▶ [Goal of the exercise] Copy the listing below line for line, leaving every character as it is.

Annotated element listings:
══════════════════════════════
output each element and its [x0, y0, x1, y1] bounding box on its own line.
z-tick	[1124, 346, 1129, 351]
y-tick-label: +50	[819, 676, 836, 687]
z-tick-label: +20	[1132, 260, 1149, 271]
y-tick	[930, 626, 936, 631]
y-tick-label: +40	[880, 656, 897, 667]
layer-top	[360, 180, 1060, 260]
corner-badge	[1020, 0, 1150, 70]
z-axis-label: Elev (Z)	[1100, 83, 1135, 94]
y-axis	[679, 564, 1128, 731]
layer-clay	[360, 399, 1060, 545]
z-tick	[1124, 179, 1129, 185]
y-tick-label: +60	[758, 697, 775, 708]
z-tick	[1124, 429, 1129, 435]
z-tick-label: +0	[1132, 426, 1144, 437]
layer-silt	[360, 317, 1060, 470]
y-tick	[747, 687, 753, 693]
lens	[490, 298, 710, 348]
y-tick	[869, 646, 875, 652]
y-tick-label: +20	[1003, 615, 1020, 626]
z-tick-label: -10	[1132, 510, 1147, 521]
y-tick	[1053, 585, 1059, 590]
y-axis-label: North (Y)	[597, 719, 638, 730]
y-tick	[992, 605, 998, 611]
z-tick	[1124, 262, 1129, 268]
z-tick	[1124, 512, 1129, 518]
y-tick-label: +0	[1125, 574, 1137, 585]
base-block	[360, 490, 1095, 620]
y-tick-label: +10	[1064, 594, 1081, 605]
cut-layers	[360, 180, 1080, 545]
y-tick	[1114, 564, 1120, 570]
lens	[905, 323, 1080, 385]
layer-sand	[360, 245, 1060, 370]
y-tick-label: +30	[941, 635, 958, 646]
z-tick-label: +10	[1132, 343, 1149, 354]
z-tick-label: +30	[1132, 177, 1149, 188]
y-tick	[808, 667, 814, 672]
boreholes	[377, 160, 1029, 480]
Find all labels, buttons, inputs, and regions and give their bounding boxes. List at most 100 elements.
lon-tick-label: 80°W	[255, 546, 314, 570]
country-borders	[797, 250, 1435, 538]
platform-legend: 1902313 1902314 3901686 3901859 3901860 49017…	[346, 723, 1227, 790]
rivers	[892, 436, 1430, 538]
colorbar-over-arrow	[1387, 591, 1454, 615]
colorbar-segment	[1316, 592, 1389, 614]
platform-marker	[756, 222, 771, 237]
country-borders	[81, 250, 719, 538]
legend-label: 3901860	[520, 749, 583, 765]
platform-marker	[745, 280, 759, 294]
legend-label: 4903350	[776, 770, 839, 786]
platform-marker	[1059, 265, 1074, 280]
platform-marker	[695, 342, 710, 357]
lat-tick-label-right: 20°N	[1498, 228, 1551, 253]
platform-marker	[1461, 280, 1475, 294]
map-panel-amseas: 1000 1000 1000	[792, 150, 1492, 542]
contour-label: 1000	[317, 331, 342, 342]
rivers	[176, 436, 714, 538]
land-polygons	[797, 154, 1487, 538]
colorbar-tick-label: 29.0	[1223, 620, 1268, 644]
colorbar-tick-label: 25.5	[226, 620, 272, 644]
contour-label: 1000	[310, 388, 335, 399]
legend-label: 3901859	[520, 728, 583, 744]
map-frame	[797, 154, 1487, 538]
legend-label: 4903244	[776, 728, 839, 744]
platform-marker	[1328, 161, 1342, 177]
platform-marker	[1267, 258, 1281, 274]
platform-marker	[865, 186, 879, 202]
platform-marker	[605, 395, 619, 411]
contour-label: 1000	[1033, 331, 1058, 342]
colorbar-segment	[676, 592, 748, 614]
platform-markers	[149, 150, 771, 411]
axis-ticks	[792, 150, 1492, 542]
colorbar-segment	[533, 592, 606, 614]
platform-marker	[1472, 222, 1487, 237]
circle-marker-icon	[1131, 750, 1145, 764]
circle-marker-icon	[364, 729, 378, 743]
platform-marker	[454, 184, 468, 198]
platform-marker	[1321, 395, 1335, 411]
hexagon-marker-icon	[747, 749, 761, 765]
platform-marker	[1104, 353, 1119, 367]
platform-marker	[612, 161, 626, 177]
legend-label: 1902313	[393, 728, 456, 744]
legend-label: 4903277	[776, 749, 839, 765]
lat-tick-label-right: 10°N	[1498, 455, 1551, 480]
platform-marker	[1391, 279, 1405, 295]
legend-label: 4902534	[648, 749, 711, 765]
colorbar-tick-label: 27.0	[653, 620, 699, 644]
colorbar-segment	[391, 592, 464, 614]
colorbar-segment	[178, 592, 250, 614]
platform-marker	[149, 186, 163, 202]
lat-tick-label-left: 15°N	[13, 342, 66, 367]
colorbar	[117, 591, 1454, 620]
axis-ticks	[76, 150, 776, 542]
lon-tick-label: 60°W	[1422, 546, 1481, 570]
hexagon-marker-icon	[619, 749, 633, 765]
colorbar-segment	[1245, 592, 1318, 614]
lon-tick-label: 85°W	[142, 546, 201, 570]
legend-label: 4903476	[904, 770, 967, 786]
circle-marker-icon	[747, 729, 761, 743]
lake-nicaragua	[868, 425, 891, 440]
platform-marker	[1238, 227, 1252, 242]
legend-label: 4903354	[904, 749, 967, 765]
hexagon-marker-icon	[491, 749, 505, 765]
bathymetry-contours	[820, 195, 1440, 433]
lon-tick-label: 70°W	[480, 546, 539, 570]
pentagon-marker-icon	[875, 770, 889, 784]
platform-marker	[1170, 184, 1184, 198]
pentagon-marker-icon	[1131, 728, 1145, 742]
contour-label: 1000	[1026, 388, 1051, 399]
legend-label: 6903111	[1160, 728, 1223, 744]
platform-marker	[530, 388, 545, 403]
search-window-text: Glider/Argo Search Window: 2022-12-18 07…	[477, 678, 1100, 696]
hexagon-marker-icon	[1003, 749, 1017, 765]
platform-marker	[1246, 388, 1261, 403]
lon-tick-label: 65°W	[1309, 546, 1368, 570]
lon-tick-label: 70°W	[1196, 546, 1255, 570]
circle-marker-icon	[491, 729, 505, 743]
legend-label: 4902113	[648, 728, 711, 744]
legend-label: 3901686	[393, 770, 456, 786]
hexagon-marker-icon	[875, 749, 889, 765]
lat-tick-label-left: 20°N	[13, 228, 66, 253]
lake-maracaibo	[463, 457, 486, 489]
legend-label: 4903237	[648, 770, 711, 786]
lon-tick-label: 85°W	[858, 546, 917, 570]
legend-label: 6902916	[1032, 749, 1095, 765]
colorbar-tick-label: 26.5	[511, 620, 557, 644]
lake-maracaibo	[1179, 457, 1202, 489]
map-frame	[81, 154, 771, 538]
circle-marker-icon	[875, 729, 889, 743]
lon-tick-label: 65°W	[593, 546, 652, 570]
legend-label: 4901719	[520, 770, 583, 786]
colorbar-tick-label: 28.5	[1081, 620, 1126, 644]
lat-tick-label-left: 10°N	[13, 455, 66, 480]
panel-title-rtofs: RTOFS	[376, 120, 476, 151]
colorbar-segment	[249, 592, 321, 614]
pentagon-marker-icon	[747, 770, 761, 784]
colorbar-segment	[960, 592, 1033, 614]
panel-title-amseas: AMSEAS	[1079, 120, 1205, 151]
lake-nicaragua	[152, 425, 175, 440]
══════════════════════════════
▶ [Exercise output]
output each element and its [x0, y0, x1, y1] bounding box on its own line.
z-tick	[1124, 346, 1129, 351]
y-tick-label: +50	[819, 676, 836, 687]
z-tick-label: +20	[1132, 260, 1149, 271]
y-tick	[930, 626, 936, 631]
y-tick-label: +40	[880, 656, 897, 667]
layer-top	[360, 180, 1060, 260]
corner-badge	[1020, 0, 1150, 70]
z-axis-label: Elev (Z)	[1100, 83, 1135, 94]
y-axis	[679, 564, 1128, 731]
layer-clay	[360, 399, 1060, 545]
z-tick	[1124, 179, 1129, 185]
y-tick-label: +60	[758, 697, 775, 708]
z-tick	[1124, 429, 1129, 435]
z-tick-label: +0	[1132, 426, 1144, 437]
layer-silt	[360, 317, 1060, 470]
y-tick	[747, 687, 753, 693]
lens	[490, 298, 710, 348]
y-tick	[869, 646, 875, 652]
y-tick-label: +20	[1003, 615, 1020, 626]
z-tick-label: -10	[1132, 510, 1147, 521]
y-tick	[1053, 585, 1059, 590]
y-axis-label: North (Y)	[597, 719, 638, 730]
y-tick	[992, 605, 998, 611]
z-tick	[1124, 262, 1129, 268]
z-tick	[1124, 512, 1129, 518]
y-tick-label: +0	[1125, 574, 1137, 585]
base-block	[360, 490, 1095, 620]
y-tick-label: +10	[1064, 594, 1081, 605]
cut-layers	[360, 180, 1080, 545]
y-tick	[1114, 564, 1120, 570]
lens	[905, 323, 1080, 385]
layer-sand	[360, 245, 1060, 370]
y-tick-label: +30	[941, 635, 958, 646]
z-tick-label: +10	[1132, 343, 1149, 354]
z-tick-label: +30	[1132, 177, 1149, 188]
y-tick	[808, 667, 814, 672]
boreholes	[377, 160, 1029, 480]
Find all labels, buttons, inputs, and regions and give their bounding boxes. List at most 100 elements.
lon-tick-label: 80°W	[255, 546, 314, 570]
country-borders	[797, 250, 1435, 538]
platform-legend: 1902313 1902314 3901686 3901859 3901860 49017…	[346, 723, 1227, 790]
rivers	[892, 436, 1430, 538]
colorbar-over-arrow	[1387, 591, 1454, 615]
colorbar-segment	[1316, 592, 1389, 614]
platform-marker	[756, 222, 771, 237]
country-borders	[81, 250, 719, 538]
legend-label: 3901860	[520, 749, 583, 765]
platform-marker	[745, 280, 759, 294]
legend-label: 4903350	[776, 770, 839, 786]
platform-marker	[1059, 265, 1074, 280]
platform-marker	[695, 342, 710, 357]
lat-tick-label-right: 20°N	[1498, 228, 1551, 253]
platform-marker	[1461, 280, 1475, 294]
map-panel-amseas: 1000 1000 1000	[792, 150, 1492, 542]
contour-label: 1000	[317, 331, 342, 342]
rivers	[176, 436, 714, 538]
land-polygons	[797, 154, 1487, 538]
colorbar-tick-label: 29.0	[1223, 620, 1268, 644]
colorbar-tick-label: 25.5	[226, 620, 272, 644]
contour-label: 1000	[310, 388, 335, 399]
legend-label: 3901859	[520, 728, 583, 744]
map-frame	[797, 154, 1487, 538]
legend-label: 4903244	[776, 728, 839, 744]
platform-marker	[1328, 161, 1342, 177]
platform-marker	[1267, 258, 1281, 274]
platform-marker	[865, 186, 879, 202]
platform-marker	[605, 395, 619, 411]
contour-label: 1000	[1033, 331, 1058, 342]
colorbar-segment	[676, 592, 748, 614]
platform-markers	[149, 150, 771, 411]
axis-ticks	[792, 150, 1492, 542]
colorbar-segment	[533, 592, 606, 614]
platform-marker	[1472, 222, 1487, 237]
circle-marker-icon	[1131, 750, 1145, 764]
circle-marker-icon	[364, 729, 378, 743]
platform-marker	[454, 184, 468, 198]
platform-marker	[1321, 395, 1335, 411]
hexagon-marker-icon	[747, 749, 761, 765]
platform-marker	[1104, 353, 1119, 367]
platform-marker	[612, 161, 626, 177]
legend-label: 1902313	[393, 728, 456, 744]
legend-label: 4903277	[776, 749, 839, 765]
lat-tick-label-right: 10°N	[1498, 455, 1551, 480]
platform-marker	[1391, 279, 1405, 295]
legend-label: 4902534	[648, 749, 711, 765]
colorbar-tick-label: 27.0	[653, 620, 699, 644]
colorbar-segment	[391, 592, 464, 614]
colorbar-segment	[178, 592, 250, 614]
platform-marker	[149, 186, 163, 202]
lat-tick-label-left: 15°N	[13, 342, 66, 367]
colorbar	[117, 591, 1454, 620]
axis-ticks	[76, 150, 776, 542]
lon-tick-label: 60°W	[1422, 546, 1481, 570]
hexagon-marker-icon	[619, 749, 633, 765]
colorbar-segment	[1245, 592, 1318, 614]
lon-tick-label: 85°W	[142, 546, 201, 570]
legend-label: 4903476	[904, 770, 967, 786]
circle-marker-icon	[747, 729, 761, 743]
lake-nicaragua	[868, 425, 891, 440]
platform-marker	[1238, 227, 1252, 242]
legend-label: 4903354	[904, 749, 967, 765]
hexagon-marker-icon	[491, 749, 505, 765]
bathymetry-contours	[820, 195, 1440, 433]
lon-tick-label: 70°W	[480, 546, 539, 570]
pentagon-marker-icon	[875, 770, 889, 784]
platform-marker	[1170, 184, 1184, 198]
pentagon-marker-icon	[1131, 728, 1145, 742]
contour-label: 1000	[1026, 388, 1051, 399]
legend-label: 6903111	[1160, 728, 1223, 744]
platform-marker	[530, 388, 545, 403]
search-window-text: Glider/Argo Search Window: 2022-12-18 07…	[477, 678, 1100, 696]
hexagon-marker-icon	[1003, 749, 1017, 765]
platform-marker	[1246, 388, 1261, 403]
lon-tick-label: 65°W	[1309, 546, 1368, 570]
lon-tick-label: 70°W	[1196, 546, 1255, 570]
circle-marker-icon	[491, 729, 505, 743]
legend-label: 4902113	[648, 728, 711, 744]
legend-label: 3901686	[393, 770, 456, 786]
hexagon-marker-icon	[875, 749, 889, 765]
lat-tick-label-left: 20°N	[13, 228, 66, 253]
lake-maracaibo	[463, 457, 486, 489]
legend-label: 4903237	[648, 770, 711, 786]
lon-tick-label: 85°W	[858, 546, 917, 570]
legend-label: 6902916	[1032, 749, 1095, 765]
colorbar-tick-label: 26.5	[511, 620, 557, 644]
lake-maracaibo	[1179, 457, 1202, 489]
map-frame	[81, 154, 771, 538]
circle-marker-icon	[875, 729, 889, 743]
lon-tick-label: 65°W	[593, 546, 652, 570]
legend-label: 4901719	[520, 770, 583, 786]
colorbar-tick-label: 28.5	[1081, 620, 1126, 644]
lat-tick-label-left: 10°N	[13, 455, 66, 480]
panel-title-rtofs: RTOFS	[376, 120, 476, 151]
colorbar-segment	[249, 592, 321, 614]
pentagon-marker-icon	[747, 770, 761, 784]
colorbar-segment	[960, 592, 1033, 614]
panel-title-amseas: AMSEAS	[1079, 120, 1205, 151]
lake-nicaragua	[152, 425, 175, 440]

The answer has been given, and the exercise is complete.